## GIVEN ENTRIES

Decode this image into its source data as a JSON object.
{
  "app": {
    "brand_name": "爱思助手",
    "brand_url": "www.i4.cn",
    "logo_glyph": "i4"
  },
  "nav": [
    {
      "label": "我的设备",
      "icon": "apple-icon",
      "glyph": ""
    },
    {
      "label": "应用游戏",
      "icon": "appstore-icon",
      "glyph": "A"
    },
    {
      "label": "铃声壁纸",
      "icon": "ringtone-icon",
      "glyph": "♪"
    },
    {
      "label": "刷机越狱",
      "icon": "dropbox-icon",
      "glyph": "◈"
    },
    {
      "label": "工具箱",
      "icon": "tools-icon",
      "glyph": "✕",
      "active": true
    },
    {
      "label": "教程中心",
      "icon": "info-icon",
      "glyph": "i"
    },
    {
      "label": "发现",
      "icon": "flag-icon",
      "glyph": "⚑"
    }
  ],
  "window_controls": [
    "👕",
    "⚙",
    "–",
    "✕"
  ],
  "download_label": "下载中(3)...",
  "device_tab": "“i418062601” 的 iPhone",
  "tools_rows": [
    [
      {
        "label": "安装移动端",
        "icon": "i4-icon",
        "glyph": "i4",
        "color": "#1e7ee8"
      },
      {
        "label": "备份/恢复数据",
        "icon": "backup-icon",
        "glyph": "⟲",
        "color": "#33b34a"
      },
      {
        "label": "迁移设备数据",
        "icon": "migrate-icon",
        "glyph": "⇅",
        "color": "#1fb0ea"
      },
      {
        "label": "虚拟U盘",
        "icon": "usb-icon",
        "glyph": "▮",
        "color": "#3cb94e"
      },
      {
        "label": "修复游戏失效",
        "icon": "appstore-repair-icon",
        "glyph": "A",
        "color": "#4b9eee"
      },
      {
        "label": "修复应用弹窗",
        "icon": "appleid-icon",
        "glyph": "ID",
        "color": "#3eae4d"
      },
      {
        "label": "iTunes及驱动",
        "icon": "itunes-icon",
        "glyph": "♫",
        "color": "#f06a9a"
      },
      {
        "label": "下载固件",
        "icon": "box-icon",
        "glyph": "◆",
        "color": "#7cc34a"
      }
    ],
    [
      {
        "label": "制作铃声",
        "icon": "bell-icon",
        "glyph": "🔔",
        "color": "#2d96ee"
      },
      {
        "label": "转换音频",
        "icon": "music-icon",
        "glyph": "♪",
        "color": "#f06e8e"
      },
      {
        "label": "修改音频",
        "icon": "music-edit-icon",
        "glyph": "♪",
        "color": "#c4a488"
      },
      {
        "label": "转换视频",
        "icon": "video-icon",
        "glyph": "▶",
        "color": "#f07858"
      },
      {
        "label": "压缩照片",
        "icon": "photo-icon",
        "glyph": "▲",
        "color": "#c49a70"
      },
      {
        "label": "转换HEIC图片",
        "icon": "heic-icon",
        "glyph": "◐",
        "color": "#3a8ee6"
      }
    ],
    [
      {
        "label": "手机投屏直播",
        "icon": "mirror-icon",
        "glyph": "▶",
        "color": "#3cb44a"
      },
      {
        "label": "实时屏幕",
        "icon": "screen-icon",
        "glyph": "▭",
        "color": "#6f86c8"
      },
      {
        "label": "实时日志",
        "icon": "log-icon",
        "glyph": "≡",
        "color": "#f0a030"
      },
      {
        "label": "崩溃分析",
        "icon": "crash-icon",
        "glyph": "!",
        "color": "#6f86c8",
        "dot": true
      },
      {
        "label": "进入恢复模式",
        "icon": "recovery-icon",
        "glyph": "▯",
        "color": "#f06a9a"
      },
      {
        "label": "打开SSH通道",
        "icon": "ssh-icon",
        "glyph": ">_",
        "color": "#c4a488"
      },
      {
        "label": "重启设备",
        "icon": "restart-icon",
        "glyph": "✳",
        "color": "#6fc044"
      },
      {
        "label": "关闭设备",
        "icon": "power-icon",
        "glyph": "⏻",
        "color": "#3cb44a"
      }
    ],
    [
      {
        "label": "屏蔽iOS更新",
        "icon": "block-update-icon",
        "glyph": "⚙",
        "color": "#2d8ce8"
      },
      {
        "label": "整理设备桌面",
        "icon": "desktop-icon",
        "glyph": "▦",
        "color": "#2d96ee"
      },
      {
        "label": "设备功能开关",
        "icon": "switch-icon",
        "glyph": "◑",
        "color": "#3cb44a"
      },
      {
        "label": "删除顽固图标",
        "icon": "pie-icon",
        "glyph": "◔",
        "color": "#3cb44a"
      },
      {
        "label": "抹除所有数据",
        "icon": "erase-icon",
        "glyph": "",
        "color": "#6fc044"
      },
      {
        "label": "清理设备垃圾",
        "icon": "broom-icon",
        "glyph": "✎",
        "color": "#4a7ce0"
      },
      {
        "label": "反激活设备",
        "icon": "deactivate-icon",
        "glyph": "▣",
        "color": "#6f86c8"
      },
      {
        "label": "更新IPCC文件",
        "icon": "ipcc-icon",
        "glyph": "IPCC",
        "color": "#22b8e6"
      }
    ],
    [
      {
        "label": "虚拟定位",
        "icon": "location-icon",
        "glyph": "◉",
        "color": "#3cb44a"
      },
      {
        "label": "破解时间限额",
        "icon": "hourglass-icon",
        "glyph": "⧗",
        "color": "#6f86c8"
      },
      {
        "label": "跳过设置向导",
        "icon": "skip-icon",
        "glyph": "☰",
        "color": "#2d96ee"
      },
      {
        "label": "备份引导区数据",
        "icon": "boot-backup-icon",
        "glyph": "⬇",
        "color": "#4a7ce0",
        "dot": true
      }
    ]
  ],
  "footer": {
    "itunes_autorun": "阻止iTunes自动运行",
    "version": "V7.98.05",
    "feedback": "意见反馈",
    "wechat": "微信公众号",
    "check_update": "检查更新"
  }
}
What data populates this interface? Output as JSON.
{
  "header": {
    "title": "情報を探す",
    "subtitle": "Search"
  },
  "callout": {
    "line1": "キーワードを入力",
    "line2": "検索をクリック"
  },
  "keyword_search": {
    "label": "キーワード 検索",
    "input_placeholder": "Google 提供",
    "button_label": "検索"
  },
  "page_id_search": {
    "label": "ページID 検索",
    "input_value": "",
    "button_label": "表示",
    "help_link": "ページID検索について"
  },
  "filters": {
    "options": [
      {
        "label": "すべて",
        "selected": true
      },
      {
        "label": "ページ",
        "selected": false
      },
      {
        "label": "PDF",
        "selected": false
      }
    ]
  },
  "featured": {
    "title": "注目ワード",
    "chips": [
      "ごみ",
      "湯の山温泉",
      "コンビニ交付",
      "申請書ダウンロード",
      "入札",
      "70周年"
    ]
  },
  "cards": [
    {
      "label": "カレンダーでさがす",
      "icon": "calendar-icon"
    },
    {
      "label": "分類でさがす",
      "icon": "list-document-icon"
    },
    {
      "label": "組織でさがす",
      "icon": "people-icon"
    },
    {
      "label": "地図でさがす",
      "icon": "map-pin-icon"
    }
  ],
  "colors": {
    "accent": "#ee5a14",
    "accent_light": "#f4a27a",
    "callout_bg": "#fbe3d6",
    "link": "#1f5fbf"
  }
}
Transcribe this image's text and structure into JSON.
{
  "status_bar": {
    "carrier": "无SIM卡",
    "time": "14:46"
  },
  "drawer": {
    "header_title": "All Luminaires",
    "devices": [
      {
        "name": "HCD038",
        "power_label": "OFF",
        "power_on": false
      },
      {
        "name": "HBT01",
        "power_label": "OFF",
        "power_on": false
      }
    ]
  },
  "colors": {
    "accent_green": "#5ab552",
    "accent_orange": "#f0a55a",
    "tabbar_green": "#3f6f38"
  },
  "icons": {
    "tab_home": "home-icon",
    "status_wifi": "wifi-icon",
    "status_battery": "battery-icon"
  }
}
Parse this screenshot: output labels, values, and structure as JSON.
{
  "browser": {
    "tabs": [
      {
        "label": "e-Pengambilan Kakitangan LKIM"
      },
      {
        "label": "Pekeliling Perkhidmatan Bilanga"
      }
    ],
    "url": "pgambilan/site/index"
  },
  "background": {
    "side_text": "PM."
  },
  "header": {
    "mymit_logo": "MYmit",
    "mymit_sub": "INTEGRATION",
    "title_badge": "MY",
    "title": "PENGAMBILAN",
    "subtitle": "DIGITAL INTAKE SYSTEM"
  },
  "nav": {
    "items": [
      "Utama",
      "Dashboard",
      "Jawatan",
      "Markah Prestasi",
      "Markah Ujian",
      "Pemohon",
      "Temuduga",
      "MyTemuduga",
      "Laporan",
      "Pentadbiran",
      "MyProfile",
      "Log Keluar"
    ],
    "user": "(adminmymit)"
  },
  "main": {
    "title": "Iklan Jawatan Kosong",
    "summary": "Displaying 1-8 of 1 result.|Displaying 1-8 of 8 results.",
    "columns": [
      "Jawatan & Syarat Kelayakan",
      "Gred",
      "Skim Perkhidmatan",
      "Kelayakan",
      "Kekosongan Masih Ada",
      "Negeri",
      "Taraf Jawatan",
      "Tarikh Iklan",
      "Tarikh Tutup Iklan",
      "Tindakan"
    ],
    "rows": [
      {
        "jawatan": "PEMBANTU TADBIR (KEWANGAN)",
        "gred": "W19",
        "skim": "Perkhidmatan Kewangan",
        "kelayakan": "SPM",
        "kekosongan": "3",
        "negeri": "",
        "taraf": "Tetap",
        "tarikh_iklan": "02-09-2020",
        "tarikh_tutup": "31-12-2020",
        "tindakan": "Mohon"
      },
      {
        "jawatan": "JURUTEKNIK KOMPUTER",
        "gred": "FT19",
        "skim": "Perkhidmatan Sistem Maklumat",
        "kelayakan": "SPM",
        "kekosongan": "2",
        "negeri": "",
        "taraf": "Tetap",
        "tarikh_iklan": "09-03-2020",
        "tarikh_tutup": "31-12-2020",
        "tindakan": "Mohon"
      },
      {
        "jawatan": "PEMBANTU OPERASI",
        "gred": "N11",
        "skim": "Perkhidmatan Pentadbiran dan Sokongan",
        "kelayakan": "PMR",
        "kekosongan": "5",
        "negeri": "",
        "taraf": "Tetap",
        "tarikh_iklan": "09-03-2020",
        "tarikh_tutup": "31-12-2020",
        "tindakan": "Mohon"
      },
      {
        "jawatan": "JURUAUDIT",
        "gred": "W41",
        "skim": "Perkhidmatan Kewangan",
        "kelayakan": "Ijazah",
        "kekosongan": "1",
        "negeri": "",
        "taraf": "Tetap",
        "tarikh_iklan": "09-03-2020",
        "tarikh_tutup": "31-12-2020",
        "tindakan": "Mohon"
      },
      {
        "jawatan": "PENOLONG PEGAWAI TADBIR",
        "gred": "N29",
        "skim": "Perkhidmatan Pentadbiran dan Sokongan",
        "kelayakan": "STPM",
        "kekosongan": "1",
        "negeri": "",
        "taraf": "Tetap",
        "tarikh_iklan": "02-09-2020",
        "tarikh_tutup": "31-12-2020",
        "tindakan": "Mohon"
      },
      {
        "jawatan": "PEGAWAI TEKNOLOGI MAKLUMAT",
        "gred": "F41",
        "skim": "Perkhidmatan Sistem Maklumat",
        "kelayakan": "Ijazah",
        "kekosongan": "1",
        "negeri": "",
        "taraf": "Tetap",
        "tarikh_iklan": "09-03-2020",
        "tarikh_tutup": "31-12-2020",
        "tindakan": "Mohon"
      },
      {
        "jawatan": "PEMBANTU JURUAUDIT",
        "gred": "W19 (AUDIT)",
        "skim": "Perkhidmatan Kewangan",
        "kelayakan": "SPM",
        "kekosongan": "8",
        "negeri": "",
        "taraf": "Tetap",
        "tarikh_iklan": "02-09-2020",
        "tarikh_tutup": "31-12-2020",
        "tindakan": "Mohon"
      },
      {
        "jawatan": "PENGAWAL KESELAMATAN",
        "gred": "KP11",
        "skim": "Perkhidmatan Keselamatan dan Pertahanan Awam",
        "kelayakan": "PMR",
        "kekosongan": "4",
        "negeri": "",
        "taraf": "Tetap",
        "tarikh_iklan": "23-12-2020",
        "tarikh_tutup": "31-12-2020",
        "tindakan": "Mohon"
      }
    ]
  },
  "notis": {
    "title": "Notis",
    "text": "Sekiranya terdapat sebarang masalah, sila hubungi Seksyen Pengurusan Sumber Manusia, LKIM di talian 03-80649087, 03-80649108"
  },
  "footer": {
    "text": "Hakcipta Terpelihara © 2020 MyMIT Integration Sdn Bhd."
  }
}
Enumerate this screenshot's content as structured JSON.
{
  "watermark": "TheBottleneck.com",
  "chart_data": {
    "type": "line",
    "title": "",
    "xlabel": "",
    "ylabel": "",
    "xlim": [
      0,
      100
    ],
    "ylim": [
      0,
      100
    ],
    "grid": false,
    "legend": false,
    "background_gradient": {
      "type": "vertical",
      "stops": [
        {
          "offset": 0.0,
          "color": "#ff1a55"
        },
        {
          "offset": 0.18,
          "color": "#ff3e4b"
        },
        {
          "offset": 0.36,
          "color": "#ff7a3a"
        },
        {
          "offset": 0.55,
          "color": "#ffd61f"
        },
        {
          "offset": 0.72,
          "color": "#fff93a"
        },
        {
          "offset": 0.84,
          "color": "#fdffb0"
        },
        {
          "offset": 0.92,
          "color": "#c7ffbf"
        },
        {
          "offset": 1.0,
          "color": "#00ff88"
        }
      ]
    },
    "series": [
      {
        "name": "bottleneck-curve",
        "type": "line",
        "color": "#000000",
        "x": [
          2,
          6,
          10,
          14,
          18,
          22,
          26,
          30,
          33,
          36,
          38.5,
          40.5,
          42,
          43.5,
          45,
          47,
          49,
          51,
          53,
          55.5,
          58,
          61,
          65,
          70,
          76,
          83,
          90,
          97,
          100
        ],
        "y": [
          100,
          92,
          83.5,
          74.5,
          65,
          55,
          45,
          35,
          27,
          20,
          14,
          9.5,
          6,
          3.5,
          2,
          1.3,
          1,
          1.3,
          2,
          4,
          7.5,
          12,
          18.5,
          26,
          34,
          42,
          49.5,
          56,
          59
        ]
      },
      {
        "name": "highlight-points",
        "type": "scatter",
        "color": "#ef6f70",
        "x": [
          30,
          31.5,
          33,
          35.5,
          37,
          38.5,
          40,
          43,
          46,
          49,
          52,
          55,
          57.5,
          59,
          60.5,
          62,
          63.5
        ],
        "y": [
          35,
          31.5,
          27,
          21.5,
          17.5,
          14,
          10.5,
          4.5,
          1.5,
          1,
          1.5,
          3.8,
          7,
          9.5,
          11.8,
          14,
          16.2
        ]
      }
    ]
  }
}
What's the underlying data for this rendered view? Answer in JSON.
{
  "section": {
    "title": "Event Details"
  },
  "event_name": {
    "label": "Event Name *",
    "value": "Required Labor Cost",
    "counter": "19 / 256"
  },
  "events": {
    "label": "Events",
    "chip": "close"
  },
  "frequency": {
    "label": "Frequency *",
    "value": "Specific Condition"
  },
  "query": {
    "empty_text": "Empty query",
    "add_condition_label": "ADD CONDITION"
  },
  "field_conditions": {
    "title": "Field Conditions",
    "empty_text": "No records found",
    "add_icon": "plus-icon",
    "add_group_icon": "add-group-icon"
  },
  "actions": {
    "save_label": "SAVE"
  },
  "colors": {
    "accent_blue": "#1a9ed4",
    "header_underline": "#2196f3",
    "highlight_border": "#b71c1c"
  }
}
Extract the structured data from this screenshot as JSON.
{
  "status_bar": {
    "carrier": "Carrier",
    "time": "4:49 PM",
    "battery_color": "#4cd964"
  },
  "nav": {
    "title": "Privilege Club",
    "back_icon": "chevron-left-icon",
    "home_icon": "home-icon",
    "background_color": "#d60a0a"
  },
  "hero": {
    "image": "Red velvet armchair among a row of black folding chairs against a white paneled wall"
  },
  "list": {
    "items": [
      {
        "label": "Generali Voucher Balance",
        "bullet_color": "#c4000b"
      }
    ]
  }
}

## WHAT THIS TASK INVOLVES
Copy every line of the records above that contains "type".

## RIGHT ANSWER
    "type": "line",
      "type": "vertical",
        "type": "line",
        "type": "scatter",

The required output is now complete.